▸ TO BE DONE
Your answer should be a single number: the count of lines holding the word "соответствии".

▸ ITEMS
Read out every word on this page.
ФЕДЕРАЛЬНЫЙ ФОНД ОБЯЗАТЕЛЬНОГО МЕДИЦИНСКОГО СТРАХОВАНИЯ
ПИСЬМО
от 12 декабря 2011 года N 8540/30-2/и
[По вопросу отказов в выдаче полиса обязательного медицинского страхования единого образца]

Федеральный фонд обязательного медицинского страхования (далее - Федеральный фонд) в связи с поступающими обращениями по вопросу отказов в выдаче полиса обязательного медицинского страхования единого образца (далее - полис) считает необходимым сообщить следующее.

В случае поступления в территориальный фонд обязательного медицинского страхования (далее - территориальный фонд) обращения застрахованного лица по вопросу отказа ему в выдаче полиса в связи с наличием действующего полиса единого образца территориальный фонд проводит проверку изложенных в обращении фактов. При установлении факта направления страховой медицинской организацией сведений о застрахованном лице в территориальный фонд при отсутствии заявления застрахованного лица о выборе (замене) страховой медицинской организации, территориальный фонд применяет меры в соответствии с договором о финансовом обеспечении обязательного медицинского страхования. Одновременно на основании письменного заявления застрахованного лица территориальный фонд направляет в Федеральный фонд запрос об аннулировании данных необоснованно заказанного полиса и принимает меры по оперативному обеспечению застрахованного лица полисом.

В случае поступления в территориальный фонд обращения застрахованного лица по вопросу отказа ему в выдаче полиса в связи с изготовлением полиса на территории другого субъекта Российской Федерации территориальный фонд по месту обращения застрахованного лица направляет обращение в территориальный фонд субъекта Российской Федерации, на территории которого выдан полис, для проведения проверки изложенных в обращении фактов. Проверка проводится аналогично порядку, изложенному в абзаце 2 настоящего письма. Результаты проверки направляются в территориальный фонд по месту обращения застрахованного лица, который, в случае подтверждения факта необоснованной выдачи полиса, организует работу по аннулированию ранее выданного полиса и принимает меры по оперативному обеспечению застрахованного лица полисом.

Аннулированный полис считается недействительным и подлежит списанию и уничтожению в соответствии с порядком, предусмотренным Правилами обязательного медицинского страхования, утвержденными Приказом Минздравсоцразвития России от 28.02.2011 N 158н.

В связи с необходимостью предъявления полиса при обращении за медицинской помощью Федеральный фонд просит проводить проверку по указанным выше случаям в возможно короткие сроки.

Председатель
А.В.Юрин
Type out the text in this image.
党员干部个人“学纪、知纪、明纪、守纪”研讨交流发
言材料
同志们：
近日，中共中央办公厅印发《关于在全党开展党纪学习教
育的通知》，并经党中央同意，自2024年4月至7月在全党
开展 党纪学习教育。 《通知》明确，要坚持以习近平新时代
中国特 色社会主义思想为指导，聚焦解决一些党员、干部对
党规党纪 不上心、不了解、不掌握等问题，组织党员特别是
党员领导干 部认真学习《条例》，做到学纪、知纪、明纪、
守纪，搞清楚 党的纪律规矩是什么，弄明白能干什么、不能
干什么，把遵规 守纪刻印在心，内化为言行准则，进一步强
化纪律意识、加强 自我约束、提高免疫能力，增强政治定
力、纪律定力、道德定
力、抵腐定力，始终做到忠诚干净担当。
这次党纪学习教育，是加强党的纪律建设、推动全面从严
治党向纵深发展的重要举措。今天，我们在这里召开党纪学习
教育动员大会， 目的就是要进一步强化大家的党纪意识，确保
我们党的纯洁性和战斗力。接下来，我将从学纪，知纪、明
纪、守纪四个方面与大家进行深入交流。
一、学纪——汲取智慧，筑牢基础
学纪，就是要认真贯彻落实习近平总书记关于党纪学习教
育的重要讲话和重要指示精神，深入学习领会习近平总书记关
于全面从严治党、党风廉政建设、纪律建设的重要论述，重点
* * *
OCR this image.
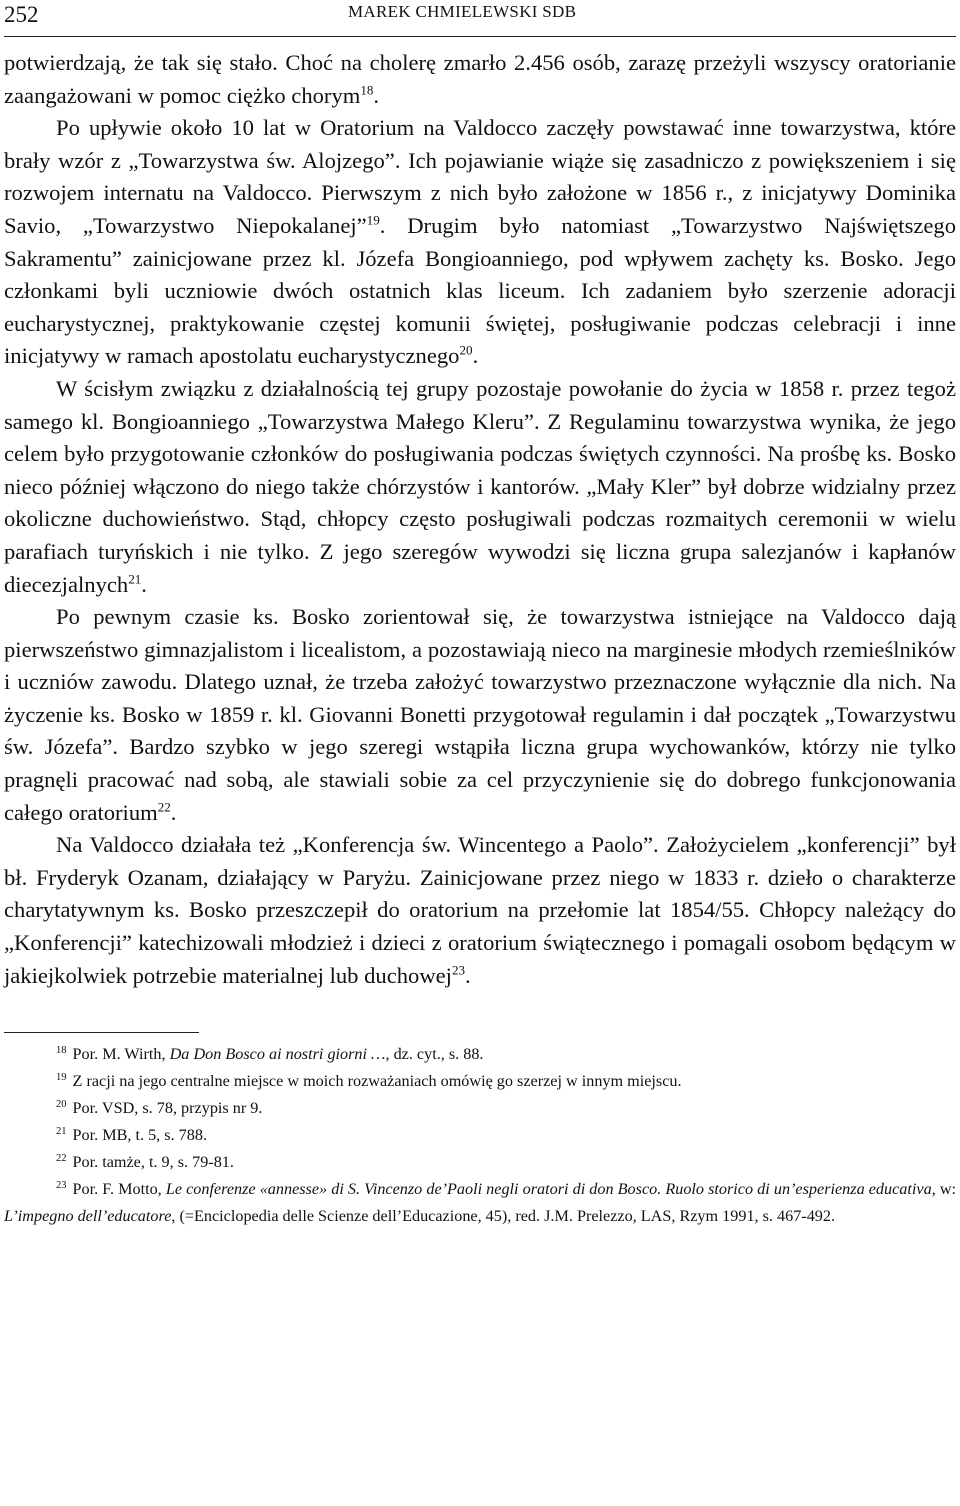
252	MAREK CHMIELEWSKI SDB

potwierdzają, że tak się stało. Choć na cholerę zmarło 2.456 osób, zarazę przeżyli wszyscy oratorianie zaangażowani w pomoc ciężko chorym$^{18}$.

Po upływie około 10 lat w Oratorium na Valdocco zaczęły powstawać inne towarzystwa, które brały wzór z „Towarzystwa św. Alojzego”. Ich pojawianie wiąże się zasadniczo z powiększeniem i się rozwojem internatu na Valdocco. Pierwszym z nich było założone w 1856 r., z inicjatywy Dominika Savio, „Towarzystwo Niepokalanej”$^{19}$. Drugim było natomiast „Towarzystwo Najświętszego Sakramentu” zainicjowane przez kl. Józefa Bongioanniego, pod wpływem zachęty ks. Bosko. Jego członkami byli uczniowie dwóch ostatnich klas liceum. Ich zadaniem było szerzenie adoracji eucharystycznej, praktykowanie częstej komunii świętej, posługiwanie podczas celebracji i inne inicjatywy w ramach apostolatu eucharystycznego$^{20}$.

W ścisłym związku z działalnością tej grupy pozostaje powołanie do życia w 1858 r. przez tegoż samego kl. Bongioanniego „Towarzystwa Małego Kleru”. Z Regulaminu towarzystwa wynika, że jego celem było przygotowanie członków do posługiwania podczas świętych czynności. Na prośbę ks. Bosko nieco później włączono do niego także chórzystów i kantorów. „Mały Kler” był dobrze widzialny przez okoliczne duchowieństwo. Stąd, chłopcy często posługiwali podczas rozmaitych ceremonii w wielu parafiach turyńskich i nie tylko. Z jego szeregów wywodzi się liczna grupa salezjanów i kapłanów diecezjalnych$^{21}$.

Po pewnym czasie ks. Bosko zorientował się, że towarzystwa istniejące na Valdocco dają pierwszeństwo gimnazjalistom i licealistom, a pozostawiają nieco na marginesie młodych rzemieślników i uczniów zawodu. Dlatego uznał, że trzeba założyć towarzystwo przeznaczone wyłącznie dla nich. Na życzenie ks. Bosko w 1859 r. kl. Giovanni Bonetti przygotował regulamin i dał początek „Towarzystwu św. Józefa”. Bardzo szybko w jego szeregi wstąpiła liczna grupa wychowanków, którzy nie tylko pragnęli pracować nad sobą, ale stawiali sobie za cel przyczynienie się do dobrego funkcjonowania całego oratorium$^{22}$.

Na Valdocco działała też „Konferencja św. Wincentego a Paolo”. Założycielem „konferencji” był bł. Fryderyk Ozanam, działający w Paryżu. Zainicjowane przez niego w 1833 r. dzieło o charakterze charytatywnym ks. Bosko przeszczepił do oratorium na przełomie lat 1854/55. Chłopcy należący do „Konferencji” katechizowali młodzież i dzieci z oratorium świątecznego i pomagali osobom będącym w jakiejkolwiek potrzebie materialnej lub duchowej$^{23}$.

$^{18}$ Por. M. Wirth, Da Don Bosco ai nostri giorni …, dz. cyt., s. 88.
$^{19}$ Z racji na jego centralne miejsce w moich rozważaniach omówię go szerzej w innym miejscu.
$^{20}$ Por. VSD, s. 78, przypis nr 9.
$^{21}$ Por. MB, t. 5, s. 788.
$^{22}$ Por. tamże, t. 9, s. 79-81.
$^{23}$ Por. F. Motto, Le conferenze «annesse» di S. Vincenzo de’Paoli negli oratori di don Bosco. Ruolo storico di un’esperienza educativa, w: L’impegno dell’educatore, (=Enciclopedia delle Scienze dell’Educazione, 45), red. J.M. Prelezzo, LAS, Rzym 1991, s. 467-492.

▸ RESULT
2